= GIVEN REQUEST =
Filter the data below for the string "Amlodipine" and copy each matching line.

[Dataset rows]
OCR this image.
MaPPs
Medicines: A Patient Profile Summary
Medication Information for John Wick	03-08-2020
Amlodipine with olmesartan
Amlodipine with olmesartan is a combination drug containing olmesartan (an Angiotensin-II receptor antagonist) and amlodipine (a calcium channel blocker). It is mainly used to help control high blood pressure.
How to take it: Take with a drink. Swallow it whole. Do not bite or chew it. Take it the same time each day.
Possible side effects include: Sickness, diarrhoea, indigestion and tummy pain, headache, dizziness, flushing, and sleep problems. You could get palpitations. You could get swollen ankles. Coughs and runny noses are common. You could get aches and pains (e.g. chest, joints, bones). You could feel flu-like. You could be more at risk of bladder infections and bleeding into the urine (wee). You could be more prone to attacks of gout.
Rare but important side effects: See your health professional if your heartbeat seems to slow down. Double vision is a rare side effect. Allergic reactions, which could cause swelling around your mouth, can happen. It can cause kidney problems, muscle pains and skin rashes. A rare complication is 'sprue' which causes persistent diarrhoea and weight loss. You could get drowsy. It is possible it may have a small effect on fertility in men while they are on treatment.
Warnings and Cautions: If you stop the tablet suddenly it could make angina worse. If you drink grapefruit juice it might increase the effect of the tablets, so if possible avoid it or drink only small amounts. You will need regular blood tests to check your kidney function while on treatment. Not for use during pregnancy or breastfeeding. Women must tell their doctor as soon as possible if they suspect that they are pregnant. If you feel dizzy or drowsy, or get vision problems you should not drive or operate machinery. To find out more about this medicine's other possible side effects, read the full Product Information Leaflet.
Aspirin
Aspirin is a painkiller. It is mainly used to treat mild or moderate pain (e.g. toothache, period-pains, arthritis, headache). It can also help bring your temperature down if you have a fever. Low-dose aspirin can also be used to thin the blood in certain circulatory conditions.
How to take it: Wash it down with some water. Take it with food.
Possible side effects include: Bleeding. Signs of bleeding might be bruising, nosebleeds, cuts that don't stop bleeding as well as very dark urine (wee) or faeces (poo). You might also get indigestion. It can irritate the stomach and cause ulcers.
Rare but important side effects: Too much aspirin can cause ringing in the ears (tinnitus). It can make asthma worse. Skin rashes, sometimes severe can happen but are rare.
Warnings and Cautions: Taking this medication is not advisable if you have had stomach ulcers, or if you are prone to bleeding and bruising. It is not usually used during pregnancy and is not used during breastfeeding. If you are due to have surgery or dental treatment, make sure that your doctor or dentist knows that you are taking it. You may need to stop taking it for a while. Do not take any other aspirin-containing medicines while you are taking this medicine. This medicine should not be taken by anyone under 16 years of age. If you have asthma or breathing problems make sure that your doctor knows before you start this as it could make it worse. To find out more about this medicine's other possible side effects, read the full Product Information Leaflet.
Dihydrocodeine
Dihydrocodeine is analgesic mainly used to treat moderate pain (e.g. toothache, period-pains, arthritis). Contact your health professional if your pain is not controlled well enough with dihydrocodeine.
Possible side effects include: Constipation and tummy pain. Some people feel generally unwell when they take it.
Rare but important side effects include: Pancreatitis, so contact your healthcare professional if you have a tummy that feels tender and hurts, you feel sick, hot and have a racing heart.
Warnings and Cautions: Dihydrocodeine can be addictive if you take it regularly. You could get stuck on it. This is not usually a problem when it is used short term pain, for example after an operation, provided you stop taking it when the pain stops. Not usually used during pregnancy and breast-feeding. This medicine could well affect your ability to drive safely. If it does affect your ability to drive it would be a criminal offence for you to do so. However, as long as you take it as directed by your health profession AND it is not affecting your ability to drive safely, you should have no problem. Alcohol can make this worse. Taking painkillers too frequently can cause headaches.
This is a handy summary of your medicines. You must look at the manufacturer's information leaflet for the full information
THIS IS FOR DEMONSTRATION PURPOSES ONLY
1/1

= THE OUTPUT =
Amlodipine with olmesartan
Amlodipine with olmesartan is a combination drug containing olmesartan (an Angiotensin-II receptor antagonist) and amlodipine (a calcium channel blocker). It is mainly used to help control high blood pressure.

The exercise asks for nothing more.